#### SET PROBLEM:
Pick out all lines with the word "ylabel" from the records that follow.

#### DATA SHOWN:
____________________

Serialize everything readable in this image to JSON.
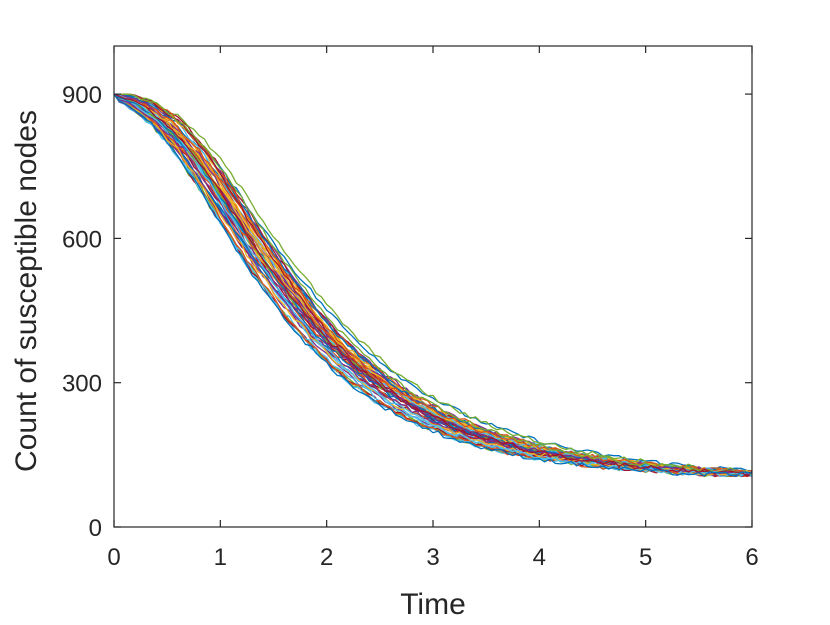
{
  "chart_data": {
    "type": "line",
    "xlabel": "Time",
    "ylabel": "Count of susceptible nodes",
    "xlim": [
      0,
      6
    ],
    "ylim": [
      0,
      1000
    ],
    "xticks": [
      0,
      1,
      2,
      3,
      4,
      5,
      6
    ],
    "yticks": [
      0,
      300,
      600,
      900
    ],
    "grid": false,
    "box": true,
    "n_series": 50,
    "colors": [
      "#0072BD",
      "#D95319",
      "#EDB120",
      "#7E2F8E",
      "#77AC30",
      "#4DBEEE",
      "#A2142F"
    ],
    "x": [
      0,
      0.25,
      0.5,
      0.75,
      1,
      1.25,
      1.5,
      1.75,
      2,
      2.25,
      2.5,
      2.75,
      3,
      3.25,
      3.5,
      3.75,
      4,
      4.25,
      4.5,
      4.75,
      5,
      5.25,
      5.5,
      5.75,
      6
    ],
    "mean_curve": [
      900,
      880,
      840,
      780,
      700,
      615,
      535,
      462,
      398,
      345,
      300,
      263,
      233,
      208,
      188,
      172,
      158,
      148,
      139,
      132,
      126,
      121,
      117,
      113,
      110
    ]
  }
}
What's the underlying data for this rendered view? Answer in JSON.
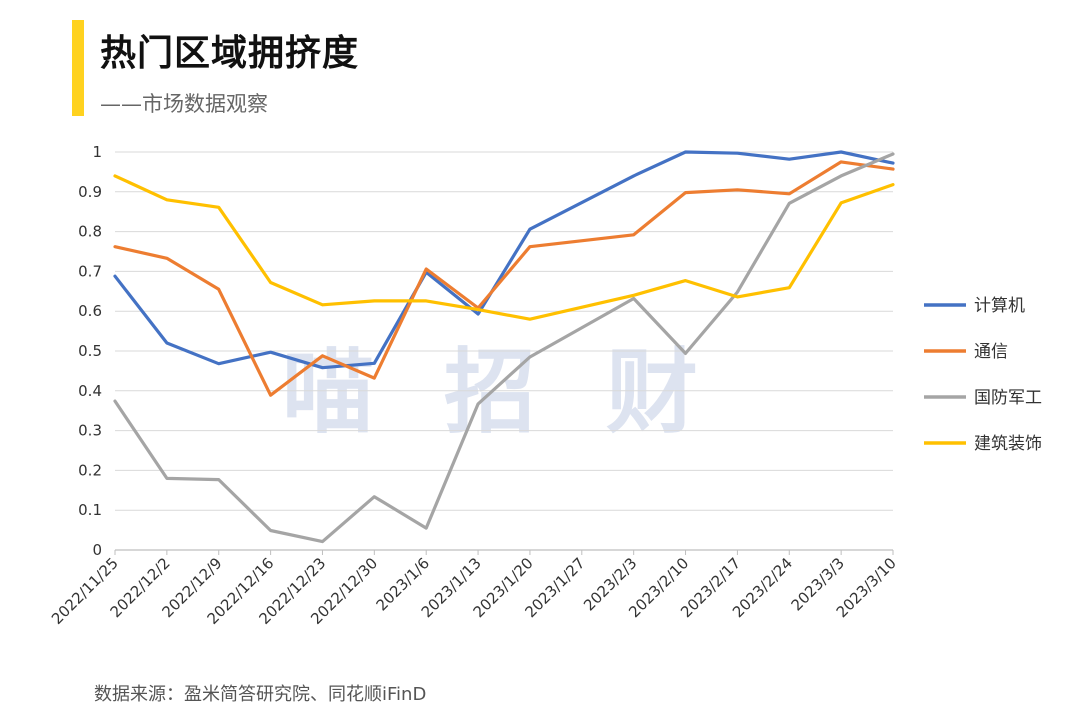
{
  "header": {
    "title": "热门区域拥挤度",
    "subtitle": "——市场数据观察"
  },
  "watermark": "喵招财",
  "footer": {
    "source": "数据来源：盈米简答研究院、同花顺iFinD"
  },
  "colors": {
    "accent": "#FFD21F",
    "grid": "#d9d9d9",
    "axis": "#bfbfbf"
  },
  "chart_data": {
    "type": "line",
    "title": "",
    "xlabel": "",
    "ylabel": "",
    "ylim": [
      0,
      1
    ],
    "yticks": [
      "0",
      "0.1",
      "0.2",
      "0.3",
      "0.4",
      "0.5",
      "0.6",
      "0.7",
      "0.8",
      "0.9",
      "1"
    ],
    "grid": true,
    "legend_position": "right",
    "x": [
      "2022/11/25",
      "2022/12/2",
      "2022/12/9",
      "2022/12/16",
      "2022/12/23",
      "2022/12/30",
      "2023/1/6",
      "2023/1/13",
      "2023/1/20",
      "2023/1/27",
      "2023/2/3",
      "2023/2/10",
      "2023/2/17",
      "2023/2/24",
      "2023/3/3",
      "2023/3/10"
    ],
    "series": [
      {
        "name": "计算机",
        "color": "#4472C4",
        "values": [
          0.688,
          0.52,
          0.468,
          0.497,
          0.458,
          0.469,
          0.698,
          0.593,
          0.806,
          null,
          0.94,
          1.0,
          0.997,
          0.982,
          1.0,
          0.972
        ]
      },
      {
        "name": "通信",
        "color": "#ED7D31",
        "values": [
          0.762,
          0.733,
          0.655,
          0.389,
          0.488,
          0.432,
          0.706,
          0.608,
          0.762,
          null,
          0.792,
          0.898,
          0.905,
          0.895,
          0.975,
          0.957
        ]
      },
      {
        "name": "国防军工",
        "color": "#A5A5A5",
        "values": [
          0.374,
          0.18,
          0.177,
          0.049,
          0.021,
          0.134,
          0.055,
          0.367,
          0.485,
          null,
          0.632,
          0.494,
          0.648,
          0.871,
          0.94,
          0.995
        ]
      },
      {
        "name": "建筑装饰",
        "color": "#FFC000",
        "values": [
          0.94,
          0.88,
          0.861,
          0.672,
          0.616,
          0.626,
          0.626,
          0.604,
          0.58,
          null,
          0.64,
          0.677,
          0.636,
          0.659,
          0.872,
          0.918
        ]
      }
    ]
  }
}
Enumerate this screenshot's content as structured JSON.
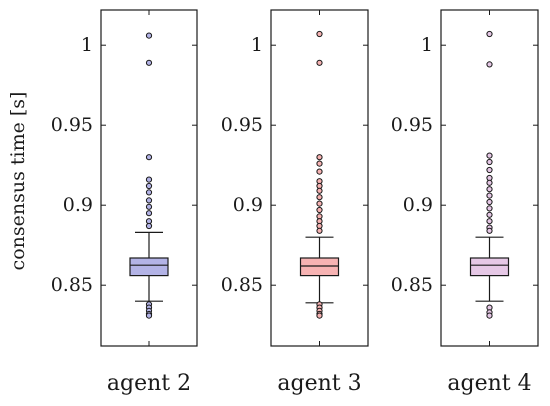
{
  "chart_data": {
    "type": "box",
    "ylabel": "consensus time [s]",
    "ylim": [
      0.812,
      1.022
    ],
    "yticks": [
      0.85,
      0.9,
      0.95,
      1
    ],
    "ytick_labels": [
      "0.85",
      "0.9",
      "0.95",
      "1"
    ],
    "grid": false,
    "panels": [
      {
        "category": "agent 2",
        "color": "#b3b3e6",
        "stats": {
          "whisker_low": 0.84,
          "q1": 0.856,
          "median": 0.8625,
          "q3": 0.867,
          "whisker_high": 0.883
        },
        "outliers": [
          1.006,
          0.989,
          0.93,
          0.916,
          0.912,
          0.908,
          0.903,
          0.899,
          0.895,
          0.89,
          0.887,
          0.838,
          0.836,
          0.834,
          0.832,
          0.831
        ]
      },
      {
        "category": "agent 3",
        "color": "#f7b3b3",
        "stats": {
          "whisker_low": 0.839,
          "q1": 0.856,
          "median": 0.862,
          "q3": 0.867,
          "whisker_high": 0.88
        },
        "outliers": [
          1.007,
          0.989,
          0.93,
          0.926,
          0.921,
          0.915,
          0.912,
          0.909,
          0.905,
          0.901,
          0.897,
          0.893,
          0.89,
          0.887,
          0.884,
          0.838,
          0.836,
          0.834,
          0.832,
          0.831
        ]
      },
      {
        "category": "agent 4",
        "color": "#e6c8e6",
        "stats": {
          "whisker_low": 0.84,
          "q1": 0.856,
          "median": 0.8625,
          "q3": 0.867,
          "whisker_high": 0.88
        },
        "outliers": [
          1.007,
          0.988,
          0.931,
          0.927,
          0.922,
          0.917,
          0.914,
          0.91,
          0.906,
          0.902,
          0.898,
          0.894,
          0.89,
          0.886,
          0.884,
          0.836,
          0.833,
          0.831
        ]
      }
    ]
  }
}
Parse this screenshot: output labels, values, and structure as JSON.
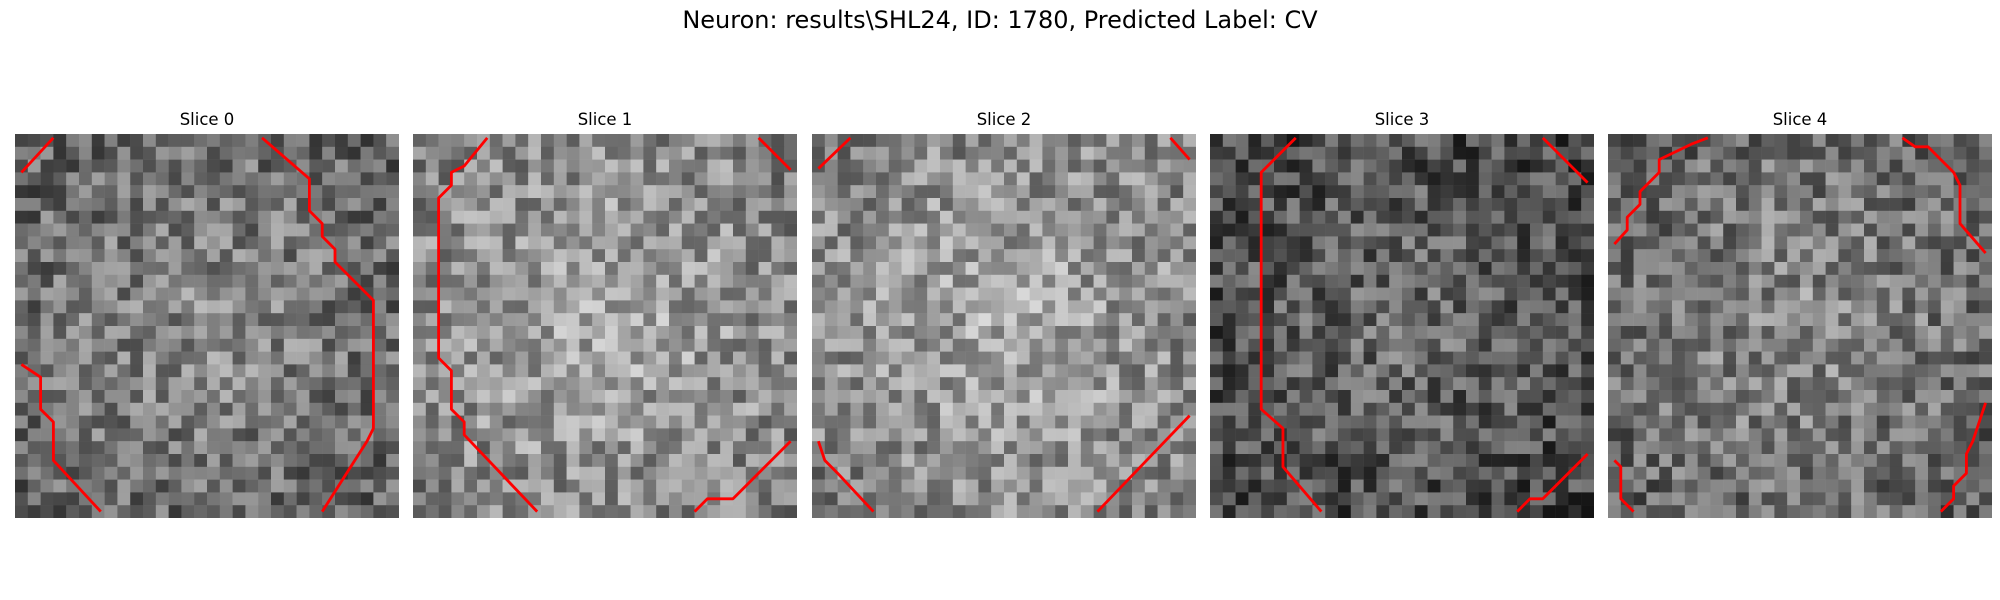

____________________

#### FULL OUTPUT:
    "ylabel": "Count of susceptible nodes",
    "ylabel": "",
    "ylabel": "consensus time [s]",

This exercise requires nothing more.